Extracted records
========================================

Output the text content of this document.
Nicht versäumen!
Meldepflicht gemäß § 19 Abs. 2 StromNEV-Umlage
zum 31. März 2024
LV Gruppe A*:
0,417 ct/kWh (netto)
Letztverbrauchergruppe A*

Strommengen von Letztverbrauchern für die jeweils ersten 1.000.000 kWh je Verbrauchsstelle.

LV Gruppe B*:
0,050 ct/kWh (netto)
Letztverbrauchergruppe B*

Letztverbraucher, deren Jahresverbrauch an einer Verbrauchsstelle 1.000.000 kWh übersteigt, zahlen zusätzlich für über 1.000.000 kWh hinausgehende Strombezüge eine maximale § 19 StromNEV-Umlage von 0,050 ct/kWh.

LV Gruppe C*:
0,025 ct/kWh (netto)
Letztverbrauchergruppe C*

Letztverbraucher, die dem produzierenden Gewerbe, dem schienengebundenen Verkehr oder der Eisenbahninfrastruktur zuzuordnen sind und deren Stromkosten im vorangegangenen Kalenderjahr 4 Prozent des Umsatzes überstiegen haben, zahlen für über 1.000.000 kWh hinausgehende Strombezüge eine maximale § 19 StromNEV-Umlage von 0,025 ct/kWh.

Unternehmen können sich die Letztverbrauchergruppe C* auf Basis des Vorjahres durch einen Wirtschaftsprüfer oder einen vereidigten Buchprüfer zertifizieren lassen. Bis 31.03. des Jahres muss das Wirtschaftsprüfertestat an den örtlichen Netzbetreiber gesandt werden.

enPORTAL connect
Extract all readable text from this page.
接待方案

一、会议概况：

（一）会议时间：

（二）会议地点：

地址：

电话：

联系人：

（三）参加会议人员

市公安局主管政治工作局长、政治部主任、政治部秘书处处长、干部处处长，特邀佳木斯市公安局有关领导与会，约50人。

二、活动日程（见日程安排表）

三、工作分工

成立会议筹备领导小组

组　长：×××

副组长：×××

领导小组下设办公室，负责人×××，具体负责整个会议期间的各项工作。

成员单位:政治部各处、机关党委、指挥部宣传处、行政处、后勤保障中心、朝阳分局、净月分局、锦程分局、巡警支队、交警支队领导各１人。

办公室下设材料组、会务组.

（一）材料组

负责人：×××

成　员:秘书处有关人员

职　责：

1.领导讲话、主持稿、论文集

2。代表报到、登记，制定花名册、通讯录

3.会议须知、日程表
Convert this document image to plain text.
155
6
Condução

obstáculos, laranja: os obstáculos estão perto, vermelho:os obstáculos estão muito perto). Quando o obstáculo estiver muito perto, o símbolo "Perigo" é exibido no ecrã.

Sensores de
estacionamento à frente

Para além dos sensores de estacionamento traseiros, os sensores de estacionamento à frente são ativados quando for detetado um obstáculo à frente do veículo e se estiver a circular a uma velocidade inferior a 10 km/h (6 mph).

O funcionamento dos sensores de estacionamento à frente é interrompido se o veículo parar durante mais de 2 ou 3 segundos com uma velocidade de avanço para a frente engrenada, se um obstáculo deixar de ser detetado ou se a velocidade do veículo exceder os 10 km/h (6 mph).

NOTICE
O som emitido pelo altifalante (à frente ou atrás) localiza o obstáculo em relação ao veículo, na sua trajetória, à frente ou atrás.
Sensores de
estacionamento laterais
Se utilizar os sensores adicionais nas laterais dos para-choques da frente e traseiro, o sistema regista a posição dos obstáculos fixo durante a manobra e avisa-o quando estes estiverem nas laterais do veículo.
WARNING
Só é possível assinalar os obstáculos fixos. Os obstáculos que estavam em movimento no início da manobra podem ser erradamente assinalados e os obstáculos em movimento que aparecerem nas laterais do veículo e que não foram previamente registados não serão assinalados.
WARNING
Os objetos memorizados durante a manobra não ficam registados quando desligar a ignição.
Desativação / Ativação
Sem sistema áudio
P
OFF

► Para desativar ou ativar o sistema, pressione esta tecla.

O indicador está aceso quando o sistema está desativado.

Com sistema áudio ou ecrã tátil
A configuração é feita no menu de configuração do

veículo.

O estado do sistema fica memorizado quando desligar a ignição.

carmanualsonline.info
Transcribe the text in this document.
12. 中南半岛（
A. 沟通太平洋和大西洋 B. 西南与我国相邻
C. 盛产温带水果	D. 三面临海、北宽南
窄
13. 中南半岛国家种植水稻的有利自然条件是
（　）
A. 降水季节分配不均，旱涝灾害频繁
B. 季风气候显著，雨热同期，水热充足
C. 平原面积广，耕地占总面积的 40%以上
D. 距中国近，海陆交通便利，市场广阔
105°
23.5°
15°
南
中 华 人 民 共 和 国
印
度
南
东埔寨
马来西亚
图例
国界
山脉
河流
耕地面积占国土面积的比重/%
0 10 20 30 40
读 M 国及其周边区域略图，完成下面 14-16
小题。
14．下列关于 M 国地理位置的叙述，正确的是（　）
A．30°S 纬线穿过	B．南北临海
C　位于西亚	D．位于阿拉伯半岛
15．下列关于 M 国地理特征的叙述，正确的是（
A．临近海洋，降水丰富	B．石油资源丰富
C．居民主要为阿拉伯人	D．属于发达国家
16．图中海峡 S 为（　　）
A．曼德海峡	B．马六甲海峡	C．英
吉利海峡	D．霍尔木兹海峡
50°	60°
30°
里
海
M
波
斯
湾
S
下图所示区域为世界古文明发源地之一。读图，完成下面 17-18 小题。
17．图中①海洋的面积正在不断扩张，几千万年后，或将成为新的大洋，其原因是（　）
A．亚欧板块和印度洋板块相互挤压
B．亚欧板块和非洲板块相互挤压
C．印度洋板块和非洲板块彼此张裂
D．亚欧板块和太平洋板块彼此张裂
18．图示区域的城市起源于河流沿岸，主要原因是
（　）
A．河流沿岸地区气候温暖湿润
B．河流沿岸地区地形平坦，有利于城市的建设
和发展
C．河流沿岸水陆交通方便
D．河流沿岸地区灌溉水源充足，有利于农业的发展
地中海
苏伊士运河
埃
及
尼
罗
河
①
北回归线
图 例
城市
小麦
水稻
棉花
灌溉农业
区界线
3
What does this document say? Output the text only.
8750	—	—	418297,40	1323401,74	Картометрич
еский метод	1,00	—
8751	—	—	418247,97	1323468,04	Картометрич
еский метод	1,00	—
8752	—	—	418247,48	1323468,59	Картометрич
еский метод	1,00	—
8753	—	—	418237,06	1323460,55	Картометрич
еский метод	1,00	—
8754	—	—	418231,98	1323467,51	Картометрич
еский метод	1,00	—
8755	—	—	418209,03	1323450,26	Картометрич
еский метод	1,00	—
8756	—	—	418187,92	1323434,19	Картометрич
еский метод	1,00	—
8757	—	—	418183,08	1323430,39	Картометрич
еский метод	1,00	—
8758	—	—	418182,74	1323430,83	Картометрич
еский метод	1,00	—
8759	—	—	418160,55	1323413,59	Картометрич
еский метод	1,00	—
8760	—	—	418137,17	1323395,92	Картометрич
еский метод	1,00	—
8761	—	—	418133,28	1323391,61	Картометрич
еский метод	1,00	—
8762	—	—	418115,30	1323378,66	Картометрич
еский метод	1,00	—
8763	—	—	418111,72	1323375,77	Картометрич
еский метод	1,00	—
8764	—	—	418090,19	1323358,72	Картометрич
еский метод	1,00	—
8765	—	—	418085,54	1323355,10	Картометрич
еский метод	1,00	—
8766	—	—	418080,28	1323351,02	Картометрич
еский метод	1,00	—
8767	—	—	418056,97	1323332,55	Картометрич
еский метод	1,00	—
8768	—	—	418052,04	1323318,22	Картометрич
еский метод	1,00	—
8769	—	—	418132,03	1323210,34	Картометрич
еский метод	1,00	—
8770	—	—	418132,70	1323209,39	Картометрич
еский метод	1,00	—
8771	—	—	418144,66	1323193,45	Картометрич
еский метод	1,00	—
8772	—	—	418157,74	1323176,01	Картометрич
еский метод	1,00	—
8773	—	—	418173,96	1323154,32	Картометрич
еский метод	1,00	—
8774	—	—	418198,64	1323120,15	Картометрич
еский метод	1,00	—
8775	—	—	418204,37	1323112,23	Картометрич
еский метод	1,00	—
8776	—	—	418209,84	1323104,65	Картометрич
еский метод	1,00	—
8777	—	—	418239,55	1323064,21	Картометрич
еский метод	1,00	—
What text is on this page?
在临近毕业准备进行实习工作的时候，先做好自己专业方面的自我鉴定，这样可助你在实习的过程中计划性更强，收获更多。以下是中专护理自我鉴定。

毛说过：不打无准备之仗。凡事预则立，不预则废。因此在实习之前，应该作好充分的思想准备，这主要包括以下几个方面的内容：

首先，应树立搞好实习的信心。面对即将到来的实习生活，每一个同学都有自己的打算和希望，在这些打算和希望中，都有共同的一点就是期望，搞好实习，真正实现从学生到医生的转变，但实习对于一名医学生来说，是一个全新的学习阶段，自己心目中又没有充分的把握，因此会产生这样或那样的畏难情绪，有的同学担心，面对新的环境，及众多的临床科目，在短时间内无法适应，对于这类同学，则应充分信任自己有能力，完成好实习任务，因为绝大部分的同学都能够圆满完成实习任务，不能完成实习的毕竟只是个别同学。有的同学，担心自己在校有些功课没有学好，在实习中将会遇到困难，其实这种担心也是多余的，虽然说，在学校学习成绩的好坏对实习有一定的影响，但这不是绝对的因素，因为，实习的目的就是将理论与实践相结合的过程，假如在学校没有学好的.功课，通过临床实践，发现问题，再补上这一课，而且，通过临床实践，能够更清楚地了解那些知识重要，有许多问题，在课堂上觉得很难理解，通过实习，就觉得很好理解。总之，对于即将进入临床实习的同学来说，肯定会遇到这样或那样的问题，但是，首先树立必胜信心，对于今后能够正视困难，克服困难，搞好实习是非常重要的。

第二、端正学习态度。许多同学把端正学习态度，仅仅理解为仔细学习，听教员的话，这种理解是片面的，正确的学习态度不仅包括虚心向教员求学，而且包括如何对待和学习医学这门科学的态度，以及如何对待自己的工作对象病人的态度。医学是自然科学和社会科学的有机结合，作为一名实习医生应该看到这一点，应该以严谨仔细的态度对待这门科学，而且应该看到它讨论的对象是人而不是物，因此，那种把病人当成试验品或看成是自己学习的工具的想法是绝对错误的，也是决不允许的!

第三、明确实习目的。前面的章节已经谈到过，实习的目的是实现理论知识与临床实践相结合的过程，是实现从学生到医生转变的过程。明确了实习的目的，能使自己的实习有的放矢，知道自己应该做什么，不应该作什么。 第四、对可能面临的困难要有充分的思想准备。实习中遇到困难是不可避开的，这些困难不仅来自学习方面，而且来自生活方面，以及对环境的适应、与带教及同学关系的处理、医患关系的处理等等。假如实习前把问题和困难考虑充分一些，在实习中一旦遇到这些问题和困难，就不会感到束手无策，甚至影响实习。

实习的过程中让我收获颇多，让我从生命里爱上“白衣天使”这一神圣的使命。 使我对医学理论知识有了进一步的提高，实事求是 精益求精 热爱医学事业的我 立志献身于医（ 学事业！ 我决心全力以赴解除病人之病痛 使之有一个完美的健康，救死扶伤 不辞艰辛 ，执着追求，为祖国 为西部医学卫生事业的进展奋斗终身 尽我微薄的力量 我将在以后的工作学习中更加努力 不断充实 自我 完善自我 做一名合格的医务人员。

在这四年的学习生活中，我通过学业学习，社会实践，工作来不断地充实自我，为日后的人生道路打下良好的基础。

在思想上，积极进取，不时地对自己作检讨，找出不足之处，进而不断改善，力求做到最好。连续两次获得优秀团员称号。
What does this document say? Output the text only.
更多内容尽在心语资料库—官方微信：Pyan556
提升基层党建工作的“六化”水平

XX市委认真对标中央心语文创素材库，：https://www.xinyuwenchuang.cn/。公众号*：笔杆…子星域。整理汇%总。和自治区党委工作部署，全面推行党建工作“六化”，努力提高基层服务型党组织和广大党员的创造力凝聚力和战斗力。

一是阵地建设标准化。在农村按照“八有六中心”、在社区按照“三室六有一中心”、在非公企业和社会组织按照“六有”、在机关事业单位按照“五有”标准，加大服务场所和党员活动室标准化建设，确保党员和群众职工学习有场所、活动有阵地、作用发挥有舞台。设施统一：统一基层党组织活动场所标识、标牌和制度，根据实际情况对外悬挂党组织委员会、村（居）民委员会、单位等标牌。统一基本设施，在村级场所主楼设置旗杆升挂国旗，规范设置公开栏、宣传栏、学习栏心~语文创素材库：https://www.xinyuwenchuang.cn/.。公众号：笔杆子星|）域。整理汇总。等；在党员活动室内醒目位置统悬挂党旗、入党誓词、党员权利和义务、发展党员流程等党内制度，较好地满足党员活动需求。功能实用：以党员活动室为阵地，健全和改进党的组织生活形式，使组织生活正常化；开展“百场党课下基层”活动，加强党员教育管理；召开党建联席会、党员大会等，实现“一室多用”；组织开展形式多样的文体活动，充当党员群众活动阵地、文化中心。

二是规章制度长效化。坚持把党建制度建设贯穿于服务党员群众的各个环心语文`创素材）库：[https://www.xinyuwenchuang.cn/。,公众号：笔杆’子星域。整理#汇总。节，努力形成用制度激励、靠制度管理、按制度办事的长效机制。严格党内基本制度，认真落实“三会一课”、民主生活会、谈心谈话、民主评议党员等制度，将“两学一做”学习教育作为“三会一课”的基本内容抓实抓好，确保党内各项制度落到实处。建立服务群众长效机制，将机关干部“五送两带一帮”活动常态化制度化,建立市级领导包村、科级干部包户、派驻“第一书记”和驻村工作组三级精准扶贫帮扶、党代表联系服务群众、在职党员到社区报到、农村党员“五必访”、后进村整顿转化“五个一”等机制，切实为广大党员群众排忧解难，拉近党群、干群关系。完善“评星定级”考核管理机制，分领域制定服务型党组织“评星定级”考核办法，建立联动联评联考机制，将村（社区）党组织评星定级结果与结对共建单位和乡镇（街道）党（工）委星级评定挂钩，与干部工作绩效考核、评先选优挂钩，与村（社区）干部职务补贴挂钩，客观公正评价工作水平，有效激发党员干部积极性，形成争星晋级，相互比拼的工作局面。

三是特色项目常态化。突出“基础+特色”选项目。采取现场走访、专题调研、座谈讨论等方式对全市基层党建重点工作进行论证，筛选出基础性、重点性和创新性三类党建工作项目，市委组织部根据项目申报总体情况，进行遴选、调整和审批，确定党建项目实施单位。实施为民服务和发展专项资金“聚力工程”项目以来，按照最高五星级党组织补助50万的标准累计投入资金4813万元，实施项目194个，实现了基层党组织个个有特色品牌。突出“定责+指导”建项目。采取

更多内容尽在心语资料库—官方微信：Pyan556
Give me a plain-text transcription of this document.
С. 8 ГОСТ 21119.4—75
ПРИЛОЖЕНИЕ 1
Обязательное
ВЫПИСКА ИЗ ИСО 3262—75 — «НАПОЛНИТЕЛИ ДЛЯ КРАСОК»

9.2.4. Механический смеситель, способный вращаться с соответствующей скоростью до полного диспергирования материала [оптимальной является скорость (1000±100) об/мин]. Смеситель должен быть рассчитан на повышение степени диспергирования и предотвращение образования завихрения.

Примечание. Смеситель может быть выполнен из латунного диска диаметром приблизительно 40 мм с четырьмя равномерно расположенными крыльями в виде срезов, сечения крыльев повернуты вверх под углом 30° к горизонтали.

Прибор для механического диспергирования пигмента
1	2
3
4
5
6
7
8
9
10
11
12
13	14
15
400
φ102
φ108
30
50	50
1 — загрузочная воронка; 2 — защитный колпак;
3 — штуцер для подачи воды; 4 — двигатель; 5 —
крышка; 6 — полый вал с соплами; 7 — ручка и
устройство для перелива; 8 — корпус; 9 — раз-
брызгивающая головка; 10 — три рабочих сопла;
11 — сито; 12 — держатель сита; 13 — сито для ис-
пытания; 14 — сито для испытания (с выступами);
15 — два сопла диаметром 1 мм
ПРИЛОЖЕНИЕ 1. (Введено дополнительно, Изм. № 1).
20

========================================

Your instructions - Extract each line holding the word "диаметром" from the records.

Task result -
Примечание. Смеситель может быть выполнен из латунного диска диаметром приблизительно 40 мм с четырьмя равномерно расположенными крыльями в виде срезов, сечения крыльев повернуты вверх под углом 30° к горизонтали.
15 — два сопла диаметром 1 мм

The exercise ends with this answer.